*What the exercise asks:* What you give back must match the records below word for word.

*Provided material:*
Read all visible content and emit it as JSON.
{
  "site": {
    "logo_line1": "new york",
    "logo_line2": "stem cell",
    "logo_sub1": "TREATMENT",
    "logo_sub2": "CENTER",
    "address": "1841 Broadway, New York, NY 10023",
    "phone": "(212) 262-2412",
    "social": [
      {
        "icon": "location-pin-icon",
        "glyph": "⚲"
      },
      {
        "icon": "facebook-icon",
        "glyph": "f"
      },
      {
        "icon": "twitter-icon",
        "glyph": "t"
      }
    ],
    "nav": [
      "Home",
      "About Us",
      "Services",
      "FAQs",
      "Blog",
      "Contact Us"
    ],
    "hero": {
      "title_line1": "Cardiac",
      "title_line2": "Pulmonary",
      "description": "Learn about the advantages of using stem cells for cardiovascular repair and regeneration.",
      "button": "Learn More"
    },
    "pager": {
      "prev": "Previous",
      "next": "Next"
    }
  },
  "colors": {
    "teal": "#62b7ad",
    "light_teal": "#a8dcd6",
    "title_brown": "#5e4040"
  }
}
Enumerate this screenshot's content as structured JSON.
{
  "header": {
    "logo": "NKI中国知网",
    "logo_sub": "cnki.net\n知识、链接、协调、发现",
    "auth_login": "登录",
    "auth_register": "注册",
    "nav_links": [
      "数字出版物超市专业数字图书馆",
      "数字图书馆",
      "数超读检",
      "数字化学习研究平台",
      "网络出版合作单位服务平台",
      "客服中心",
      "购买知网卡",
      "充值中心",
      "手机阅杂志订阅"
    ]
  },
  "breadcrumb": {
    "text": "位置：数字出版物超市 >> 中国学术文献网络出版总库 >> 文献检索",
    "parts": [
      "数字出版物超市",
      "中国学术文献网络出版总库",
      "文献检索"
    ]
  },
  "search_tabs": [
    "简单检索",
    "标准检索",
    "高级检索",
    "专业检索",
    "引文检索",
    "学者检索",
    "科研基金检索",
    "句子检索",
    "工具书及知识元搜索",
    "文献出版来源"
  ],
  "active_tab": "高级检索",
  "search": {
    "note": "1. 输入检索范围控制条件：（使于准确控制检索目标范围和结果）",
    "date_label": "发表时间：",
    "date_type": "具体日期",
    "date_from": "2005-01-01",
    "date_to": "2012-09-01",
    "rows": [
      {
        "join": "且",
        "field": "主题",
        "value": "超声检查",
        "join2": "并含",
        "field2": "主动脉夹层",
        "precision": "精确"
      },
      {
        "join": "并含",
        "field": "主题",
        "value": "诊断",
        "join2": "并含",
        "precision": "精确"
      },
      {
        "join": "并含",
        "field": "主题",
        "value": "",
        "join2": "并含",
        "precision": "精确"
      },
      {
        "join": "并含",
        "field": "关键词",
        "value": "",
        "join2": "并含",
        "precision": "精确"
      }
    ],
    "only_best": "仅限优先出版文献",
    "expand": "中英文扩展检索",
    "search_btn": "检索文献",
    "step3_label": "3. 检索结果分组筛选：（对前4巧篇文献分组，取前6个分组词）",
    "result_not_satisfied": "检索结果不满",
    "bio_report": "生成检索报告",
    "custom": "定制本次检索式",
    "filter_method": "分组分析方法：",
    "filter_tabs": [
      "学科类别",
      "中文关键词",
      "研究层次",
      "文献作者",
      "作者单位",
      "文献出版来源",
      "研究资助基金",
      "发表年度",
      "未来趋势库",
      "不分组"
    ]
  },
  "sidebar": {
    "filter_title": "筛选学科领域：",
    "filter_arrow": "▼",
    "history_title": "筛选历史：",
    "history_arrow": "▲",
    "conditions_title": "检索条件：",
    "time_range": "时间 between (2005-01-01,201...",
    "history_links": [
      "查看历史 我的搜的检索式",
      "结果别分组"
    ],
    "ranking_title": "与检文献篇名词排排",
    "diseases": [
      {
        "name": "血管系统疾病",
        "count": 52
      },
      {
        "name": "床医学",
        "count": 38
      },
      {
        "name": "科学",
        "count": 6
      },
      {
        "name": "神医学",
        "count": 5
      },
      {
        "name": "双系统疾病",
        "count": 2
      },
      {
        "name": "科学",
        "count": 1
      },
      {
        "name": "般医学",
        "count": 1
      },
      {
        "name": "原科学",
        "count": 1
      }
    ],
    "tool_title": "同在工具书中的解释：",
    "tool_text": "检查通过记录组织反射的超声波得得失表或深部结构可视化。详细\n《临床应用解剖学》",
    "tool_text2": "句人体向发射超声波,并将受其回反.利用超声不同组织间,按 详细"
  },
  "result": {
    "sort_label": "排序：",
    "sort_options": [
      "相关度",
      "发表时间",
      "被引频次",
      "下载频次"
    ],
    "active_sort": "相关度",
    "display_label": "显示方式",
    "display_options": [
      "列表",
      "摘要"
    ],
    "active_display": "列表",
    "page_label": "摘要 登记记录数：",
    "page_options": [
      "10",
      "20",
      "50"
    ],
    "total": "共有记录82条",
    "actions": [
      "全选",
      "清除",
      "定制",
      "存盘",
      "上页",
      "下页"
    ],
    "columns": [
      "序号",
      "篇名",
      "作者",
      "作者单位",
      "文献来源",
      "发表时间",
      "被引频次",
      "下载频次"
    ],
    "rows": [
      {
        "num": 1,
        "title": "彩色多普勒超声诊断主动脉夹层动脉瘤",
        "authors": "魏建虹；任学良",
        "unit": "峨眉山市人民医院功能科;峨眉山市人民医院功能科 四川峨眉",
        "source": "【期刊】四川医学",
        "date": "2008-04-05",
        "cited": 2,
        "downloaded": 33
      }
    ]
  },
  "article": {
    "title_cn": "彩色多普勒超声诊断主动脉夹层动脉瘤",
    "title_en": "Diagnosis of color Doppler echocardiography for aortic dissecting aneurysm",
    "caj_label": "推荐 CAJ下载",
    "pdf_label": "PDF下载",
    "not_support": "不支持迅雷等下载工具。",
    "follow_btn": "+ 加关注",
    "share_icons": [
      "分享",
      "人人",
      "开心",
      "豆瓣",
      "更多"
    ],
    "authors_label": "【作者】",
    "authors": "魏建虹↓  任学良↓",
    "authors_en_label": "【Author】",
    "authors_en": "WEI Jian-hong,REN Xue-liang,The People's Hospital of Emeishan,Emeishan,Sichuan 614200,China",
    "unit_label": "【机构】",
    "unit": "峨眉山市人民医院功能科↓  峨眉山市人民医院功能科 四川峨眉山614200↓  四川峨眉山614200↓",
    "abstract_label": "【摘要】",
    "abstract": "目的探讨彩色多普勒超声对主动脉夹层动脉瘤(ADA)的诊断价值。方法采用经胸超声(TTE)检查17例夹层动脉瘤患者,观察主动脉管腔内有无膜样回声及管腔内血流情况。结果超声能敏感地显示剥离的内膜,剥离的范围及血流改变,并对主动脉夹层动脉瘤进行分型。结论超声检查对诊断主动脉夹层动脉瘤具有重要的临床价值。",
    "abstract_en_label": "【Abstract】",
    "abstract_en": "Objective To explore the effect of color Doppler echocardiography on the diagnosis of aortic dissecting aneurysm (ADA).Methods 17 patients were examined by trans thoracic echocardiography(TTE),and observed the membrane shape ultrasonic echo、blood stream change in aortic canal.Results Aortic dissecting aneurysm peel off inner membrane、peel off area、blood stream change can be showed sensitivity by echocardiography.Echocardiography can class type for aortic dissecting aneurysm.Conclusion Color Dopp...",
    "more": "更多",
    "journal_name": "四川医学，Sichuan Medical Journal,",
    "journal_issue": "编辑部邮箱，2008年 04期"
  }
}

*Answer to this exercise:*
Read all visible content and emit it as JSON.
{
  "site": {
    "logo_line1": "new york",
    "logo_line2": "stem cell",
    "logo_sub1": "TREATMENT",
    "logo_sub2": "CENTER",
    "address": "1841 Broadway, New York, NY 10023",
    "phone": "(212) 262-2412",
    "social": [
      {
        "icon": "location-pin-icon",
        "glyph": "⚲"
      },
      {
        "icon": "facebook-icon",
        "glyph": "f"
      },
      {
        "icon": "twitter-icon",
        "glyph": "t"
      }
    ],
    "nav": [
      "Home",
      "About Us",
      "Services",
      "FAQs",
      "Blog",
      "Contact Us"
    ],
    "hero": {
      "title_line1": "Cardiac",
      "title_line2": "Pulmonary",
      "description": "Learn about the advantages of using stem cells for cardiovascular repair and regeneration.",
      "button": "Learn More"
    },
    "pager": {
      "prev": "Previous",
      "next": "Next"
    }
  },
  "colors": {
    "teal": "#62b7ad",
    "light_teal": "#a8dcd6",
    "title_brown": "#5e4040"
  }
}
Enumerate this screenshot's content as structured JSON.
{
  "header": {
    "logo": "NKI中国知网",
    "logo_sub": "cnki.net\n知识、链接、协调、发现",
    "auth_login": "登录",
    "auth_register": "注册",
    "nav_links": [
      "数字出版物超市专业数字图书馆",
      "数字图书馆",
      "数超读检",
      "数字化学习研究平台",
      "网络出版合作单位服务平台",
      "客服中心",
      "购买知网卡",
      "充值中心",
      "手机阅杂志订阅"
    ]
  },
  "breadcrumb": {
    "text": "位置：数字出版物超市 >> 中国学术文献网络出版总库 >> 文献检索",
    "parts": [
      "数字出版物超市",
      "中国学术文献网络出版总库",
      "文献检索"
    ]
  },
  "search_tabs": [
    "简单检索",
    "标准检索",
    "高级检索",
    "专业检索",
    "引文检索",
    "学者检索",
    "科研基金检索",
    "句子检索",
    "工具书及知识元搜索",
    "文献出版来源"
  ],
  "active_tab": "高级检索",
  "search": {
    "note": "1. 输入检索范围控制条件：（使于准确控制检索目标范围和结果）",
    "date_label": "发表时间：",
    "date_type": "具体日期",
    "date_from": "2005-01-01",
    "date_to": "2012-09-01",
    "rows": [
      {
        "join": "且",
        "field": "主题",
        "value": "超声检查",
        "join2": "并含",
        "field2": "主动脉夹层",
        "precision": "精确"
      },
      {
        "join": "并含",
        "field": "主题",
        "value": "诊断",
        "join2": "并含",
        "precision": "精确"
      },
      {
        "join": "并含",
        "field": "主题",
        "value": "",
        "join2": "并含",
        "precision": "精确"
      },
      {
        "join": "并含",
        "field": "关键词",
        "value": "",
        "join2": "并含",
        "precision": "精确"
      }
    ],
    "only_best": "仅限优先出版文献",
    "expand": "中英文扩展检索",
    "search_btn": "检索文献",
    "step3_label": "3. 检索结果分组筛选：（对前4巧篇文献分组，取前6个分组词）",
    "result_not_satisfied": "检索结果不满",
    "bio_report": "生成检索报告",
    "custom": "定制本次检索式",
    "filter_method": "分组分析方法：",
    "filter_tabs": [
      "学科类别",
      "中文关键词",
      "研究层次",
      "文献作者",
      "作者单位",
      "文献出版来源",
      "研究资助基金",
      "发表年度",
      "未来趋势库",
      "不分组"
    ]
  },
  "sidebar": {
    "filter_title": "筛选学科领域：",
    "filter_arrow": "▼",
    "history_title": "筛选历史：",
    "history_arrow": "▲",
    "conditions_title": "检索条件：",
    "time_range": "时间 between (2005-01-01,201...",
    "history_links": [
      "查看历史 我的搜的检索式",
      "结果别分组"
    ],
    "ranking_title": "与检文献篇名词排排",
    "diseases": [
      {
        "name": "血管系统疾病",
        "count": 52
      },
      {
        "name": "床医学",
        "count": 38
      },
      {
        "name": "科学",
        "count": 6
      },
      {
        "name": "神医学",
        "count": 5
      },
      {
        "name": "双系统疾病",
        "count": 2
      },
      {
        "name": "科学",
        "count": 1
      },
      {
        "name": "般医学",
        "count": 1
      },
      {
        "name": "原科学",
        "count": 1
      }
    ],
    "tool_title": "同在工具书中的解释：",
    "tool_text": "检查通过记录组织反射的超声波得得失表或深部结构可视化。详细\n《临床应用解剖学》",
    "tool_text2": "句人体向发射超声波,并将受其回反.利用超声不同组织间,按 详细"
  },
  "result": {
    "sort_label": "排序：",
    "sort_options": [
      "相关度",
      "发表时间",
      "被引频次",
      "下载频次"
    ],
    "active_sort": "相关度",
    "display_label": "显示方式",
    "display_options": [
      "列表",
      "摘要"
    ],
    "active_display": "列表",
    "page_label": "摘要 登记记录数：",
    "page_options": [
      "10",
      "20",
      "50"
    ],
    "total": "共有记录82条",
    "actions": [
      "全选",
      "清除",
      "定制",
      "存盘",
      "上页",
      "下页"
    ],
    "columns": [
      "序号",
      "篇名",
      "作者",
      "作者单位",
      "文献来源",
      "发表时间",
      "被引频次",
      "下载频次"
    ],
    "rows": [
      {
        "num": 1,
        "title": "彩色多普勒超声诊断主动脉夹层动脉瘤",
        "authors": "魏建虹；任学良",
        "unit": "峨眉山市人民医院功能科;峨眉山市人民医院功能科 四川峨眉",
        "source": "【期刊】四川医学",
        "date": "2008-04-05",
        "cited": 2,
        "downloaded": 33
      }
    ]
  },
  "article": {
    "title_cn": "彩色多普勒超声诊断主动脉夹层动脉瘤",
    "title_en": "Diagnosis of color Doppler echocardiography for aortic dissecting aneurysm",
    "caj_label": "推荐 CAJ下载",
    "pdf_label": "PDF下载",
    "not_support": "不支持迅雷等下载工具。",
    "follow_btn": "+ 加关注",
    "share_icons": [
      "分享",
      "人人",
      "开心",
      "豆瓣",
      "更多"
    ],
    "authors_label": "【作者】",
    "authors": "魏建虹↓  任学良↓",
    "authors_en_label": "【Author】",
    "authors_en": "WEI Jian-hong,REN Xue-liang,The People's Hospital of Emeishan,Emeishan,Sichuan 614200,China",
    "unit_label": "【机构】",
    "unit": "峨眉山市人民医院功能科↓  峨眉山市人民医院功能科 四川峨眉山614200↓  四川峨眉山614200↓",
    "abstract_label": "【摘要】",
    "abstract": "目的探讨彩色多普勒超声对主动脉夹层动脉瘤(ADA)的诊断价值。方法采用经胸超声(TTE)检查17例夹层动脉瘤患者,观察主动脉管腔内有无膜样回声及管腔内血流情况。结果超声能敏感地显示剥离的内膜,剥离的范围及血流改变,并对主动脉夹层动脉瘤进行分型。结论超声检查对诊断主动脉夹层动脉瘤具有重要的临床价值。",
    "abstract_en_label": "【Abstract】",
    "abstract_en": "Objective To explore the effect of color Doppler echocardiography on the diagnosis of aortic dissecting aneurysm (ADA).Methods 17 patients were examined by trans thoracic echocardiography(TTE),and observed the membrane shape ultrasonic echo、blood stream change in aortic canal.Results Aortic dissecting aneurysm peel off inner membrane、peel off area、blood stream change can be showed sensitivity by echocardiography.Echocardiography can class type for aortic dissecting aneurysm.Conclusion Color Dopp...",
    "more": "更多",
    "journal_name": "四川医学，Sichuan Medical Journal,",
    "journal_issue": "编辑部邮箱，2008年 04期"
  }
}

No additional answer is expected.